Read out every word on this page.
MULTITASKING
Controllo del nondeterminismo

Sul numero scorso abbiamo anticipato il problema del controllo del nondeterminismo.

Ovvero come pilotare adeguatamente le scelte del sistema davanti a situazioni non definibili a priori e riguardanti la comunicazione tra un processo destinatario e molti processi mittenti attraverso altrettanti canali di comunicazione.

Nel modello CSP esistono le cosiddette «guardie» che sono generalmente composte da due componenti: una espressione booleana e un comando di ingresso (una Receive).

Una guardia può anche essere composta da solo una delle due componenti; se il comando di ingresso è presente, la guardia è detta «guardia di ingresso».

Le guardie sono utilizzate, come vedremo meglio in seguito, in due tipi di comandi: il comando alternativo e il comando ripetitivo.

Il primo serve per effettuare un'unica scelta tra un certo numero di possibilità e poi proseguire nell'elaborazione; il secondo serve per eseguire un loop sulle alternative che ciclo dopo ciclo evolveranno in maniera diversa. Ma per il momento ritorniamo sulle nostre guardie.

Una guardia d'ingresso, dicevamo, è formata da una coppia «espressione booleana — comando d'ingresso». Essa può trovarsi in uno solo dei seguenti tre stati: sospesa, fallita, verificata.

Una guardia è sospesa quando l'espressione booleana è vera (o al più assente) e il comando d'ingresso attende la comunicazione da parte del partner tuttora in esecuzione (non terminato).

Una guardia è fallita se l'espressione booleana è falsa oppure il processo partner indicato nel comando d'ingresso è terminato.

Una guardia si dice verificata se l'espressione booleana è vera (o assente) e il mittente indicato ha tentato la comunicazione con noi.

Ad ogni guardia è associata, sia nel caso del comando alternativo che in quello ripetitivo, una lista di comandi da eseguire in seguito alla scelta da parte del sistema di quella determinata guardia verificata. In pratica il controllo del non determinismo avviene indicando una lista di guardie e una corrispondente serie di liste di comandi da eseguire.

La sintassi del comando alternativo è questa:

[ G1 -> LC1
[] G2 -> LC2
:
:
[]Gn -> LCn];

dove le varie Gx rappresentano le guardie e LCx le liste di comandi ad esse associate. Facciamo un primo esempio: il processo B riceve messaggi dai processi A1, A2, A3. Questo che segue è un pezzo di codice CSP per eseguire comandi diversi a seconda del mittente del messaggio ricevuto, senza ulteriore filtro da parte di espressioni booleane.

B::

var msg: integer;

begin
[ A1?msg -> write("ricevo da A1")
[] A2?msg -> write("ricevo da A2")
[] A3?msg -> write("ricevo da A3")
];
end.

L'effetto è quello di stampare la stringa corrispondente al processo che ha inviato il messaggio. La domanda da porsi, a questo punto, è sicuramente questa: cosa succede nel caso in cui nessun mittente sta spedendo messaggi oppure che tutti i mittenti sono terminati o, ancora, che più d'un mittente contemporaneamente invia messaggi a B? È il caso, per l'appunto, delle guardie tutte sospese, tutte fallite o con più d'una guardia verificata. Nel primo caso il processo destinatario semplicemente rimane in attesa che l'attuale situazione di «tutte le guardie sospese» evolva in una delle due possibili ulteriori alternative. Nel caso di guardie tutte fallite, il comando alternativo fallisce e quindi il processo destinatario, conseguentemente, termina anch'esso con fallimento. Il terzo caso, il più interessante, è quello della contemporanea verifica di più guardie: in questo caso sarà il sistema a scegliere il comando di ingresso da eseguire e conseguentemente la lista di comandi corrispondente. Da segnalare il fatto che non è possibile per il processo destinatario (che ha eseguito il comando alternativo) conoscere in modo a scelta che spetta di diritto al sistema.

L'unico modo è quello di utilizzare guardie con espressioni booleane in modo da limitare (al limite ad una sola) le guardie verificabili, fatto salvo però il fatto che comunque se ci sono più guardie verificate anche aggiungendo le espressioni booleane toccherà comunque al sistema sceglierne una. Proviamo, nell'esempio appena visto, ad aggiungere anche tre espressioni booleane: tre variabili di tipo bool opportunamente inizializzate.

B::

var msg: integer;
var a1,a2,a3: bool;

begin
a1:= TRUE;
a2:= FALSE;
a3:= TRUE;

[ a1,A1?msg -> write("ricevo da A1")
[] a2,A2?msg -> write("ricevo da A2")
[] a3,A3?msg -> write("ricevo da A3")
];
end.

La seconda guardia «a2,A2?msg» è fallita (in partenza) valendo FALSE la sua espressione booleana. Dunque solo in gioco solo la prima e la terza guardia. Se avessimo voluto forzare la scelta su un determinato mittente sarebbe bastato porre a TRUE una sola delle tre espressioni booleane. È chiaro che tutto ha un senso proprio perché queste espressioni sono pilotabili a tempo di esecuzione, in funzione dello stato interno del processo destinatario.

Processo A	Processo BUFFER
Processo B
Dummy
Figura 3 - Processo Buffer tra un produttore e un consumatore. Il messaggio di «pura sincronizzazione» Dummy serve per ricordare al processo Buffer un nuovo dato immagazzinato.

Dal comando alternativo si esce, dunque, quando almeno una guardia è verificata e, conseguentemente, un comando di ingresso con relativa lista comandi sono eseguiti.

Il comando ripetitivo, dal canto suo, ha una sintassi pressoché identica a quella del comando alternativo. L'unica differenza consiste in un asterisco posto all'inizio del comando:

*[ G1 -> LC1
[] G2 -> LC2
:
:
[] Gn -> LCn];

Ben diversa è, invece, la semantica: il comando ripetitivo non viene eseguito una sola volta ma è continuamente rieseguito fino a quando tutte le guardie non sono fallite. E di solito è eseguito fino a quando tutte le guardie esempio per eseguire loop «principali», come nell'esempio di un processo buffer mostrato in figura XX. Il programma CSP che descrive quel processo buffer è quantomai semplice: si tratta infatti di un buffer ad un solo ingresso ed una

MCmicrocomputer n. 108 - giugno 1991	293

Exercise task
Write the complete data out, exactly as above.

Output of the exercise
Read out every word on this page.
MULTITASKING
Controllo del nondeterminismo

Sul numero scorso abbiamo anticipato il problema del controllo del nondeterminismo.

Ovvero come pilotare adeguatamente le scelte del sistema davanti a situazioni non definibili a priori e riguardanti la comunicazione tra un processo destinatario e molti processi mittenti attraverso altrettanti canali di comunicazione.

Nel modello CSP esistono le cosiddette «guardie» che sono generalmente composte da due componenti: una espressione booleana e un comando di ingresso (una Receive).

Una guardia può anche essere composta da solo una delle due componenti; se il comando di ingresso è presente, la guardia è detta «guardia di ingresso».

Le guardie sono utilizzate, come vedremo meglio in seguito, in due tipi di comandi: il comando alternativo e il comando ripetitivo.

Il primo serve per effettuare un'unica scelta tra un certo numero di possibilità e poi proseguire nell'elaborazione; il secondo serve per eseguire un loop sulle alternative che ciclo dopo ciclo evolveranno in maniera diversa. Ma per il momento ritorniamo sulle nostre guardie.

Una guardia d'ingresso, dicevamo, è formata da una coppia «espressione booleana — comando d'ingresso». Essa può trovarsi in uno solo dei seguenti tre stati: sospesa, fallita, verificata.

Una guardia è sospesa quando l'espressione booleana è vera (o al più assente) e il comando d'ingresso attende la comunicazione da parte del partner tuttora in esecuzione (non terminato).

Una guardia è fallita se l'espressione booleana è falsa oppure il processo partner indicato nel comando d'ingresso è terminato.

Una guardia si dice verificata se l'espressione booleana è vera (o assente) e il mittente indicato ha tentato la comunicazione con noi.

Ad ogni guardia è associata, sia nel caso del comando alternativo che in quello ripetitivo, una lista di comandi da eseguire in seguito alla scelta da parte del sistema di quella determinata guardia verificata. In pratica il controllo del non determinismo avviene indicando una lista di guardie e una corrispondente serie di liste di comandi da eseguire.

La sintassi del comando alternativo è questa:

[ G1 -> LC1
[] G2 -> LC2
:
:
[]Gn -> LCn];

dove le varie Gx rappresentano le guardie e LCx le liste di comandi ad esse associate. Facciamo un primo esempio: il processo B riceve messaggi dai processi A1, A2, A3. Questo che segue è un pezzo di codice CSP per eseguire comandi diversi a seconda del mittente del messaggio ricevuto, senza ulteriore filtro da parte di espressioni booleane.

B::

var msg: integer;

begin
[ A1?msg -> write("ricevo da A1")
[] A2?msg -> write("ricevo da A2")
[] A3?msg -> write("ricevo da A3")
];
end.

L'effetto è quello di stampare la stringa corrispondente al processo che ha inviato il messaggio. La domanda da porsi, a questo punto, è sicuramente questa: cosa succede nel caso in cui nessun mittente sta spedendo messaggi oppure che tutti i mittenti sono terminati o, ancora, che più d'un mittente contemporaneamente invia messaggi a B? È il caso, per l'appunto, delle guardie tutte sospese, tutte fallite o con più d'una guardia verificata. Nel primo caso il processo destinatario semplicemente rimane in attesa che l'attuale situazione di «tutte le guardie sospese» evolva in una delle due possibili ulteriori alternative. Nel caso di guardie tutte fallite, il comando alternativo fallisce e quindi il processo destinatario, conseguentemente, termina anch'esso con fallimento. Il terzo caso, il più interessante, è quello della contemporanea verifica di più guardie: in questo caso sarà il sistema a scegliere il comando di ingresso da eseguire e conseguentemente la lista di comandi corrispondente. Da segnalare il fatto che non è possibile per il processo destinatario (che ha eseguito il comando alternativo) conoscere in modo a scelta che spetta di diritto al sistema.

L'unico modo è quello di utilizzare guardie con espressioni booleane in modo da limitare (al limite ad una sola) le guardie verificabili, fatto salvo però il fatto che comunque se ci sono più guardie verificate anche aggiungendo le espressioni booleane toccherà comunque al sistema sceglierne una. Proviamo, nell'esempio appena visto, ad aggiungere anche tre espressioni booleane: tre variabili di tipo bool opportunamente inizializzate.

B::

var msg: integer;
var a1,a2,a3: bool;

begin
a1:= TRUE;
a2:= FALSE;
a3:= TRUE;

[ a1,A1?msg -> write("ricevo da A1")
[] a2,A2?msg -> write("ricevo da A2")
[] a3,A3?msg -> write("ricevo da A3")
];
end.

La seconda guardia «a2,A2?msg» è fallita (in partenza) valendo FALSE la sua espressione booleana. Dunque solo in gioco solo la prima e la terza guardia. Se avessimo voluto forzare la scelta su un determinato mittente sarebbe bastato porre a TRUE una sola delle tre espressioni booleane. È chiaro che tutto ha un senso proprio perché queste espressioni sono pilotabili a tempo di esecuzione, in funzione dello stato interno del processo destinatario.

Processo A	Processo BUFFER
Processo B
Dummy
Figura 3 - Processo Buffer tra un produttore e un consumatore. Il messaggio di «pura sincronizzazione» Dummy serve per ricordare al processo Buffer un nuovo dato immagazzinato.

Dal comando alternativo si esce, dunque, quando almeno una guardia è verificata e, conseguentemente, un comando di ingresso con relativa lista comandi sono eseguiti.

Il comando ripetitivo, dal canto suo, ha una sintassi pressoché identica a quella del comando alternativo. L'unica differenza consiste in un asterisco posto all'inizio del comando:

*[ G1 -> LC1
[] G2 -> LC2
:
:
[] Gn -> LCn];

Ben diversa è, invece, la semantica: il comando ripetitivo non viene eseguito una sola volta ma è continuamente rieseguito fino a quando tutte le guardie non sono fallite. E di solito è eseguito fino a quando tutte le guardie esempio per eseguire loop «principali», come nell'esempio di un processo buffer mostrato in figura XX. Il programma CSP che descrive quel processo buffer è quantomai semplice: si tratta infatti di un buffer ad un solo ingresso ed una

MCmicrocomputer n. 108 - giugno 1991	293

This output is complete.